Start
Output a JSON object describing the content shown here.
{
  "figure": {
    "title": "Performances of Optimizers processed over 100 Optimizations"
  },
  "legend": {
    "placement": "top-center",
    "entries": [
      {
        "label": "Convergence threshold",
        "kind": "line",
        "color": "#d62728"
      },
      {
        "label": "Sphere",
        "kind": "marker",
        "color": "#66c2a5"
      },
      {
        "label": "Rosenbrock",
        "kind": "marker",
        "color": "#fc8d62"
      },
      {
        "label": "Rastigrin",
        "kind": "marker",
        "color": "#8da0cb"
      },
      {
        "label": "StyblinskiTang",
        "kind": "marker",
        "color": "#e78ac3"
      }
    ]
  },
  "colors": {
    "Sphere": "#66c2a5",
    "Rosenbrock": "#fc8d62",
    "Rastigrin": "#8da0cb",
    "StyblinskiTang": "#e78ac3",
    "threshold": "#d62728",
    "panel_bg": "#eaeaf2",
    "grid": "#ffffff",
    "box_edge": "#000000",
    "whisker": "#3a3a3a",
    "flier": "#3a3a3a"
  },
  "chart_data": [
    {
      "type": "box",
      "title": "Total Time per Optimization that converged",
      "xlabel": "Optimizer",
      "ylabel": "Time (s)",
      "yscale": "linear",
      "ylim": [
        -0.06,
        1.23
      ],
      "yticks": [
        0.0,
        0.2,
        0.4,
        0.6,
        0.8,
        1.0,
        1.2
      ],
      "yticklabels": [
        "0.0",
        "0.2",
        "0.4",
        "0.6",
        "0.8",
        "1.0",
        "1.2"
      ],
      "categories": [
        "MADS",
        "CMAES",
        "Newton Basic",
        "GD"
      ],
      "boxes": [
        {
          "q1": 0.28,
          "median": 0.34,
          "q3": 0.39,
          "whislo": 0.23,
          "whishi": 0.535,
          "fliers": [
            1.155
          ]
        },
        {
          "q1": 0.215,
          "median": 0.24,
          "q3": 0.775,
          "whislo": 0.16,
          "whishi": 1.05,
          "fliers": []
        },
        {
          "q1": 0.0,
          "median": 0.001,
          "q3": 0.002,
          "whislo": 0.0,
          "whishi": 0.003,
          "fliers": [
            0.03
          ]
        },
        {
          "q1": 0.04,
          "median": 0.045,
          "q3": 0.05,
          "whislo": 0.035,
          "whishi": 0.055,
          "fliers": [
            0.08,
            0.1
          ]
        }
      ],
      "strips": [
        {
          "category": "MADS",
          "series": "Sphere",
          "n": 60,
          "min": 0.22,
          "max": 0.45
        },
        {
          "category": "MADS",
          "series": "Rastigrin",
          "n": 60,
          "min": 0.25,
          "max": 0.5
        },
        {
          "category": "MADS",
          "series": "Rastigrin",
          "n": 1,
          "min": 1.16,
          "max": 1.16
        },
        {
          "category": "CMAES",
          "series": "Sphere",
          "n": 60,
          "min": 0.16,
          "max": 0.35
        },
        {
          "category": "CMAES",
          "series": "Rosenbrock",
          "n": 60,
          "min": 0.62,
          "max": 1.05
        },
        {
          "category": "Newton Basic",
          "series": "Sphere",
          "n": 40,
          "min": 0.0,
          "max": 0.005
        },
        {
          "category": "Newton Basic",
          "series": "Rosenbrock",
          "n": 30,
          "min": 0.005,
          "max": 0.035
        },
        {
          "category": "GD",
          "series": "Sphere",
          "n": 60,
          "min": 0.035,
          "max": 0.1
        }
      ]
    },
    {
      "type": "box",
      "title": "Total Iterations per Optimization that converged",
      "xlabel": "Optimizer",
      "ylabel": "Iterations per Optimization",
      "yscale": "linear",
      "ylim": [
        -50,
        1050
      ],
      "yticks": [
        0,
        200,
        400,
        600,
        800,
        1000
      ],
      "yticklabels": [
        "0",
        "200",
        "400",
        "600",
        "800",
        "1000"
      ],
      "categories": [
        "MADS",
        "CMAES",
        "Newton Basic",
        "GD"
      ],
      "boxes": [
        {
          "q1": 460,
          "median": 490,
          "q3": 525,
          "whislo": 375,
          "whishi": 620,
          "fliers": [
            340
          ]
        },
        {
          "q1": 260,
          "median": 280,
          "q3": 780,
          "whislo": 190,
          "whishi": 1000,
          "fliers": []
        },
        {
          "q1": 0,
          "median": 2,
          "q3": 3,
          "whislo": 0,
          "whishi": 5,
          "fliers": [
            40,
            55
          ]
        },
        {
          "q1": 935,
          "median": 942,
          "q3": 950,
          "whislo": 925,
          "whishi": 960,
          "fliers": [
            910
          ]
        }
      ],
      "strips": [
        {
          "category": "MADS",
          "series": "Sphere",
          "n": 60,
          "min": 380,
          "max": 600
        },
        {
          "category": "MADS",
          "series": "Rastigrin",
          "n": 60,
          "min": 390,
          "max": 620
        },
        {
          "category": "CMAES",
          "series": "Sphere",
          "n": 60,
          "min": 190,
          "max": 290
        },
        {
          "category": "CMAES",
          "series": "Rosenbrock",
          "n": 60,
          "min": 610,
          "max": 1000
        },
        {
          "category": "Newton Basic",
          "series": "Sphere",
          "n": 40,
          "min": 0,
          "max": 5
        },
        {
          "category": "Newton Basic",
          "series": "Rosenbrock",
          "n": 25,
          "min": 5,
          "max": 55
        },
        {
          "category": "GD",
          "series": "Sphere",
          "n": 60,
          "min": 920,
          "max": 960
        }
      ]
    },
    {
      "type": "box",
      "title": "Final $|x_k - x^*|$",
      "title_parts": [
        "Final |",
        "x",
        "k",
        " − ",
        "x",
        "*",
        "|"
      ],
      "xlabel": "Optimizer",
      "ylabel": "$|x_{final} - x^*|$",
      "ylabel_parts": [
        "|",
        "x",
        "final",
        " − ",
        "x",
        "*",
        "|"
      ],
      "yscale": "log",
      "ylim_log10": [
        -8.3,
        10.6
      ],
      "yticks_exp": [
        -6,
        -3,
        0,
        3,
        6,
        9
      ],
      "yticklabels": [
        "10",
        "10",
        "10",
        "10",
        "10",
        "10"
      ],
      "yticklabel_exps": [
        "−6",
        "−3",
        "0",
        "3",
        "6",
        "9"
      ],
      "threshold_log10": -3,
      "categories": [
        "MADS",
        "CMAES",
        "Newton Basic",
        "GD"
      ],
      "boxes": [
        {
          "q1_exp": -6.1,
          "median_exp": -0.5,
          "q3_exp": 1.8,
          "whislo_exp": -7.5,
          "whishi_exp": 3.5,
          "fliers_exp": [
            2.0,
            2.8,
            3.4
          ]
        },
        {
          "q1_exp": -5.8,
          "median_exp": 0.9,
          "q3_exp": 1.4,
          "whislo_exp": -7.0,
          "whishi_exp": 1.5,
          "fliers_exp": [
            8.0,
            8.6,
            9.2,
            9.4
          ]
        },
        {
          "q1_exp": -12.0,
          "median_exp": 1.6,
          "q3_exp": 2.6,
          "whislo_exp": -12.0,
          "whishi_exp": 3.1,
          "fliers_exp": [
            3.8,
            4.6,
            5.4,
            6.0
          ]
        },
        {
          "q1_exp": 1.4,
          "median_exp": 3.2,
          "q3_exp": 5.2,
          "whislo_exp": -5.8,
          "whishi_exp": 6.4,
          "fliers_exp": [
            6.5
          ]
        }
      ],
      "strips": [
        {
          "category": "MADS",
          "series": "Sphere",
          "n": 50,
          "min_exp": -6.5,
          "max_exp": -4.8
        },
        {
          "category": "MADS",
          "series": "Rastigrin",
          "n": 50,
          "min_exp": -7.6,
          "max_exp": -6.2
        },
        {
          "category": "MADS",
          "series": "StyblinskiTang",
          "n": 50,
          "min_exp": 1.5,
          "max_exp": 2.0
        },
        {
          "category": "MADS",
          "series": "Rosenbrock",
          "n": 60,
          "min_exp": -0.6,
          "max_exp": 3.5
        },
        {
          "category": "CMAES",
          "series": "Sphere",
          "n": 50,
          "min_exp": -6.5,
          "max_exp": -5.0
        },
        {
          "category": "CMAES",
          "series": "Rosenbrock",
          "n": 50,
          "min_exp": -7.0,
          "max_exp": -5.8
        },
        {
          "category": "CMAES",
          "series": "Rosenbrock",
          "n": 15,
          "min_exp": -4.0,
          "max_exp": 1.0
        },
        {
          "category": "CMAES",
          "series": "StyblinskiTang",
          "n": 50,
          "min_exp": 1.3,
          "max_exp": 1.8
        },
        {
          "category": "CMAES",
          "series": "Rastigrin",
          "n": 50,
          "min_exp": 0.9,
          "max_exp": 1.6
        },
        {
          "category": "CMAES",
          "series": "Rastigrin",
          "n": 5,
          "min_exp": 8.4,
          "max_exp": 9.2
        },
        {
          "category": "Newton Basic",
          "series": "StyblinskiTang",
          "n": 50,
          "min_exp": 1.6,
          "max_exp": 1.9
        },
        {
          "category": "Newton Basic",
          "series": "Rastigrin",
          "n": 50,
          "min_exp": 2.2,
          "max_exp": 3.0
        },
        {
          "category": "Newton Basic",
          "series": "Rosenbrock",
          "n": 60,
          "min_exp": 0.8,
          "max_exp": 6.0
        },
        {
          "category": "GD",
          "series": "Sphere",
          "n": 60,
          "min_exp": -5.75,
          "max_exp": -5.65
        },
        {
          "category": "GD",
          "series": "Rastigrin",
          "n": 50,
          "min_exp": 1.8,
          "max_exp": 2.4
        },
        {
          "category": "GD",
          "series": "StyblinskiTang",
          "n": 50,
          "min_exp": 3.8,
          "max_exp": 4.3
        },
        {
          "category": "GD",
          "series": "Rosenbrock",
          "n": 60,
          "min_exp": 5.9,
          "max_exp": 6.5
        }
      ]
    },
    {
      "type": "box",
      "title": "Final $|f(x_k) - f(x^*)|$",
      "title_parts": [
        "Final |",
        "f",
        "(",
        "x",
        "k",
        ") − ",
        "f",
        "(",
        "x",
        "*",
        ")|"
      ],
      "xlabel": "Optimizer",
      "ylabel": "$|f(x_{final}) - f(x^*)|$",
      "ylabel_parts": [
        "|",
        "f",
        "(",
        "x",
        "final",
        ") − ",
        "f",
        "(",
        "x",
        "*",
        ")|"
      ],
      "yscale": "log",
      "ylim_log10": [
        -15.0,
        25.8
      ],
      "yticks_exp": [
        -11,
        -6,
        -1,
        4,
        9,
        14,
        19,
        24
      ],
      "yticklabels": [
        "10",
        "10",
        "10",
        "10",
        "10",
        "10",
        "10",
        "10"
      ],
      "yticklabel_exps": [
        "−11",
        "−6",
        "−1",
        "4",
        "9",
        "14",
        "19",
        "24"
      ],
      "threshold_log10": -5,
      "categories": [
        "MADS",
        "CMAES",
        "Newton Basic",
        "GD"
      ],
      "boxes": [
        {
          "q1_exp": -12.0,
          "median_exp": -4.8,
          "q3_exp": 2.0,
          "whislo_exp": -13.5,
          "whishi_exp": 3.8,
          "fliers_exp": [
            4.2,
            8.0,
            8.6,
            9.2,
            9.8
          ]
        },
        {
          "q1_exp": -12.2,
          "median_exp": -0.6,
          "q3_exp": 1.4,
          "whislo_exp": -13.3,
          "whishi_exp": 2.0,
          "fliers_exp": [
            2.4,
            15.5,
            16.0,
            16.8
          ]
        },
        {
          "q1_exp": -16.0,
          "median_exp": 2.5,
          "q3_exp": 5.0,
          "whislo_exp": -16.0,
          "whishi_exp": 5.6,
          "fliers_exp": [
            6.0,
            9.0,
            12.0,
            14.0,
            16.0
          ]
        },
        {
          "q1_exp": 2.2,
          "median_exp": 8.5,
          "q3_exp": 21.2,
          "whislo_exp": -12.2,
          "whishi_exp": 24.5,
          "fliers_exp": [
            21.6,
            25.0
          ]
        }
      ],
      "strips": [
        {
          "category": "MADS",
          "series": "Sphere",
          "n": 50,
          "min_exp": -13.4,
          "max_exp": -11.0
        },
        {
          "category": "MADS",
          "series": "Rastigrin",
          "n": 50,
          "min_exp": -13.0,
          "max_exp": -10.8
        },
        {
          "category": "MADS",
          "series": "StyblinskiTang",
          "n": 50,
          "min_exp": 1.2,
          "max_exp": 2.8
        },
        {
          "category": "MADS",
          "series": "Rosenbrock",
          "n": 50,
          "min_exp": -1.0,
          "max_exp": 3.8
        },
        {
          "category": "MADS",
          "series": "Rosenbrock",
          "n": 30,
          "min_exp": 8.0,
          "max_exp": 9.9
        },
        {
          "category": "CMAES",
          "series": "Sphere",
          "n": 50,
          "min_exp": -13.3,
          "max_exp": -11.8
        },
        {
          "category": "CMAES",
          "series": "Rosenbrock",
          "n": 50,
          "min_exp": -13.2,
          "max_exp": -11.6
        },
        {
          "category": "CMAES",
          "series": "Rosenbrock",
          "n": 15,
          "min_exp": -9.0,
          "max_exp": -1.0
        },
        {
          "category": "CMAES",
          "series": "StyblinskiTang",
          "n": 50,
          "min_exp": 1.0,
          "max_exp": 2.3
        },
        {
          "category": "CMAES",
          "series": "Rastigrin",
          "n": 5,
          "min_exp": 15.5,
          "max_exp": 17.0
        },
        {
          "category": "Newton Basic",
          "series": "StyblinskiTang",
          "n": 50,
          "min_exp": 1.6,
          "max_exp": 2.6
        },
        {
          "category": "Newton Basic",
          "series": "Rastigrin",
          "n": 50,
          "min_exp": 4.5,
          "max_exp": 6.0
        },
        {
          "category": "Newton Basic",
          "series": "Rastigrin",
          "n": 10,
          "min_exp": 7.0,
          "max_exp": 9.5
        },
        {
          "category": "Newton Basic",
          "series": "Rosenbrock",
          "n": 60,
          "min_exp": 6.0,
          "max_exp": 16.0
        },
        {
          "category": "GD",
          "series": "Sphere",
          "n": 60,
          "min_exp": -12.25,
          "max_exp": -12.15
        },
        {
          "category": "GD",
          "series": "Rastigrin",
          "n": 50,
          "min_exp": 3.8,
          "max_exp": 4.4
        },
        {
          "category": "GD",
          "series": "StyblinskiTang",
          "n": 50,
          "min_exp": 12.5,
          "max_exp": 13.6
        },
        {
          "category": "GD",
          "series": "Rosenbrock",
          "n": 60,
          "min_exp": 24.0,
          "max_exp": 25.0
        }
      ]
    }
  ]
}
End
## Given request
List the lines that contain the word "Iterations".

## Output for this task
      "title": "Total Iterations per Optimization that converged",
      "ylabel": "Iterations per Optimization",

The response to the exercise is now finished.